— begin Dataset excerpts —

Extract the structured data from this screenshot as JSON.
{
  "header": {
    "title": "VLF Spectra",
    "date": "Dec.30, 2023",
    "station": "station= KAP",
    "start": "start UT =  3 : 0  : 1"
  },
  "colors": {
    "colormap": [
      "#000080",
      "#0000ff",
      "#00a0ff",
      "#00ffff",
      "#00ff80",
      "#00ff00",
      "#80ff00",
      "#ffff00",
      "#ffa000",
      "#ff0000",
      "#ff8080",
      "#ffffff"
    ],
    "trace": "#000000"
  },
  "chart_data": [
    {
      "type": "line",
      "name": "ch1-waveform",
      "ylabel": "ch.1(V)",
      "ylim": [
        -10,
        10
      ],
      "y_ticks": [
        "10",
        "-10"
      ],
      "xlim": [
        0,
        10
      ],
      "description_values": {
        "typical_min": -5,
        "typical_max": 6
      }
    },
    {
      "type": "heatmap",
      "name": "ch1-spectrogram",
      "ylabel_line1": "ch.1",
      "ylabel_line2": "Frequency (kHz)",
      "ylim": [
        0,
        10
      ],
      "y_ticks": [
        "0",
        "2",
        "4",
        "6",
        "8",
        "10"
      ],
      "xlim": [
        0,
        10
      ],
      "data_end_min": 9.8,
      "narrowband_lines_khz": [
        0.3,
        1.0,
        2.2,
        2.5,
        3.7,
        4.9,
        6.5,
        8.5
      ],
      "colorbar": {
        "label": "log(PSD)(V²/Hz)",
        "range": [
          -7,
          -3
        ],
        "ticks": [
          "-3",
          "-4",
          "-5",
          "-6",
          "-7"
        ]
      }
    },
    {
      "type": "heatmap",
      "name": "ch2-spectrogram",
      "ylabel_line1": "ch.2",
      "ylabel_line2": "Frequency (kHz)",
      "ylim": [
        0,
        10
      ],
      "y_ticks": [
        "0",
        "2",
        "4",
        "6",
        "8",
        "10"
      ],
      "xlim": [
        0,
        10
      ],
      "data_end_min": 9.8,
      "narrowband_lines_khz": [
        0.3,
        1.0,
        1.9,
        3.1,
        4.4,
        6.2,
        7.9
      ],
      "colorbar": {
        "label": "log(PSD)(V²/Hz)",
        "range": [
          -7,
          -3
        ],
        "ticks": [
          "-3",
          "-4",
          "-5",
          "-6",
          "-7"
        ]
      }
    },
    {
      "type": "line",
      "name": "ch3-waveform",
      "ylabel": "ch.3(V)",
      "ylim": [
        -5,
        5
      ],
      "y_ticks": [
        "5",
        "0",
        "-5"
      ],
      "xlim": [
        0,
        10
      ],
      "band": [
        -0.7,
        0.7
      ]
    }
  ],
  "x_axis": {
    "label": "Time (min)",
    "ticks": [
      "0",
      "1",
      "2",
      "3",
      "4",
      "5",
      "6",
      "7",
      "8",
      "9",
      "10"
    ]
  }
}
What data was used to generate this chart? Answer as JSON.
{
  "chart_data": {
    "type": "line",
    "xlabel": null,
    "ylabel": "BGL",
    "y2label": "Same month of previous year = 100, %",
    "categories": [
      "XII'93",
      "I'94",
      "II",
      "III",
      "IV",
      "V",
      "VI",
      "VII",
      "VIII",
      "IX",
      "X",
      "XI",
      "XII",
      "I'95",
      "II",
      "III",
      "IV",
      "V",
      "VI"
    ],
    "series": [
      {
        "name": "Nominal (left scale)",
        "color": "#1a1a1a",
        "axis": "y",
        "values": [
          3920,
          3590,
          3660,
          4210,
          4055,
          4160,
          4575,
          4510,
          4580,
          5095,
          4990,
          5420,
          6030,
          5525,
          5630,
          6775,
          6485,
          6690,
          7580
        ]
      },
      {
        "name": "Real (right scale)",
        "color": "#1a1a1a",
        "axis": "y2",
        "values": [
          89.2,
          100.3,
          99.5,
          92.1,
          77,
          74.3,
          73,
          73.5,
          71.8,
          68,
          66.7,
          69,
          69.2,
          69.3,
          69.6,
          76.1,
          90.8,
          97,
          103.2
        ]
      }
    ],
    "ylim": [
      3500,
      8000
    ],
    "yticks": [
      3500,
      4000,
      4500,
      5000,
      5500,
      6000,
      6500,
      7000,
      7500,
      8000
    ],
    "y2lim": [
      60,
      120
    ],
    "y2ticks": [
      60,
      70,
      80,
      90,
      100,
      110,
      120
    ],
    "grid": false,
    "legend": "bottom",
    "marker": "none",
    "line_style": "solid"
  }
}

— end Dataset excerpts —

Aim: Every line of the records above needs to be given again exactly.

Solution to this exercise:
Extract the structured data from this screenshot as JSON.
{
  "header": {
    "title": "VLF Spectra",
    "date": "Dec.30, 2023",
    "station": "station= KAP",
    "start": "start UT =  3 : 0  : 1"
  },
  "colors": {
    "colormap": [
      "#000080",
      "#0000ff",
      "#00a0ff",
      "#00ffff",
      "#00ff80",
      "#00ff00",
      "#80ff00",
      "#ffff00",
      "#ffa000",
      "#ff0000",
      "#ff8080",
      "#ffffff"
    ],
    "trace": "#000000"
  },
  "chart_data": [
    {
      "type": "line",
      "name": "ch1-waveform",
      "ylabel": "ch.1(V)",
      "ylim": [
        -10,
        10
      ],
      "y_ticks": [
        "10",
        "-10"
      ],
      "xlim": [
        0,
        10
      ],
      "description_values": {
        "typical_min": -5,
        "typical_max": 6
      }
    },
    {
      "type": "heatmap",
      "name": "ch1-spectrogram",
      "ylabel_line1": "ch.1",
      "ylabel_line2": "Frequency (kHz)",
      "ylim": [
        0,
        10
      ],
      "y_ticks": [
        "0",
        "2",
        "4",
        "6",
        "8",
        "10"
      ],
      "xlim": [
        0,
        10
      ],
      "data_end_min": 9.8,
      "narrowband_lines_khz": [
        0.3,
        1.0,
        2.2,
        2.5,
        3.7,
        4.9,
        6.5,
        8.5
      ],
      "colorbar": {
        "label": "log(PSD)(V²/Hz)",
        "range": [
          -7,
          -3
        ],
        "ticks": [
          "-3",
          "-4",
          "-5",
          "-6",
          "-7"
        ]
      }
    },
    {
      "type": "heatmap",
      "name": "ch2-spectrogram",
      "ylabel_line1": "ch.2",
      "ylabel_line2": "Frequency (kHz)",
      "ylim": [
        0,
        10
      ],
      "y_ticks": [
        "0",
        "2",
        "4",
        "6",
        "8",
        "10"
      ],
      "xlim": [
        0,
        10
      ],
      "data_end_min": 9.8,
      "narrowband_lines_khz": [
        0.3,
        1.0,
        1.9,
        3.1,
        4.4,
        6.2,
        7.9
      ],
      "colorbar": {
        "label": "log(PSD)(V²/Hz)",
        "range": [
          -7,
          -3
        ],
        "ticks": [
          "-3",
          "-4",
          "-5",
          "-6",
          "-7"
        ]
      }
    },
    {
      "type": "line",
      "name": "ch3-waveform",
      "ylabel": "ch.3(V)",
      "ylim": [
        -5,
        5
      ],
      "y_ticks": [
        "5",
        "0",
        "-5"
      ],
      "xlim": [
        0,
        10
      ],
      "band": [
        -0.7,
        0.7
      ]
    }
  ],
  "x_axis": {
    "label": "Time (min)",
    "ticks": [
      "0",
      "1",
      "2",
      "3",
      "4",
      "5",
      "6",
      "7",
      "8",
      "9",
      "10"
    ]
  }
}
What data was used to generate this chart? Answer as JSON.
{
  "chart_data": {
    "type": "line",
    "xlabel": null,
    "ylabel": "BGL",
    "y2label": "Same month of previous year = 100, %",
    "categories": [
      "XII'93",
      "I'94",
      "II",
      "III",
      "IV",
      "V",
      "VI",
      "VII",
      "VIII",
      "IX",
      "X",
      "XI",
      "XII",
      "I'95",
      "II",
      "III",
      "IV",
      "V",
      "VI"
    ],
    "series": [
      {
        "name": "Nominal (left scale)",
        "color": "#1a1a1a",
        "axis": "y",
        "values": [
          3920,
          3590,
          3660,
          4210,
          4055,
          4160,
          4575,
          4510,
          4580,
          5095,
          4990,
          5420,
          6030,
          5525,
          5630,
          6775,
          6485,
          6690,
          7580
        ]
      },
      {
        "name": "Real (right scale)",
        "color": "#1a1a1a",
        "axis": "y2",
        "values": [
          89.2,
          100.3,
          99.5,
          92.1,
          77,
          74.3,
          73,
          73.5,
          71.8,
          68,
          66.7,
          69,
          69.2,
          69.3,
          69.6,
          76.1,
          90.8,
          97,
          103.2
        ]
      }
    ],
    "ylim": [
      3500,
      8000
    ],
    "yticks": [
      3500,
      4000,
      4500,
      5000,
      5500,
      6000,
      6500,
      7000,
      7500,
      8000
    ],
    "y2lim": [
      60,
      120
    ],
    "y2ticks": [
      60,
      70,
      80,
      90,
      100,
      110,
      120
    ],
    "grid": false,
    "legend": "bottom",
    "marker": "none",
    "line_style": "solid"
  }
}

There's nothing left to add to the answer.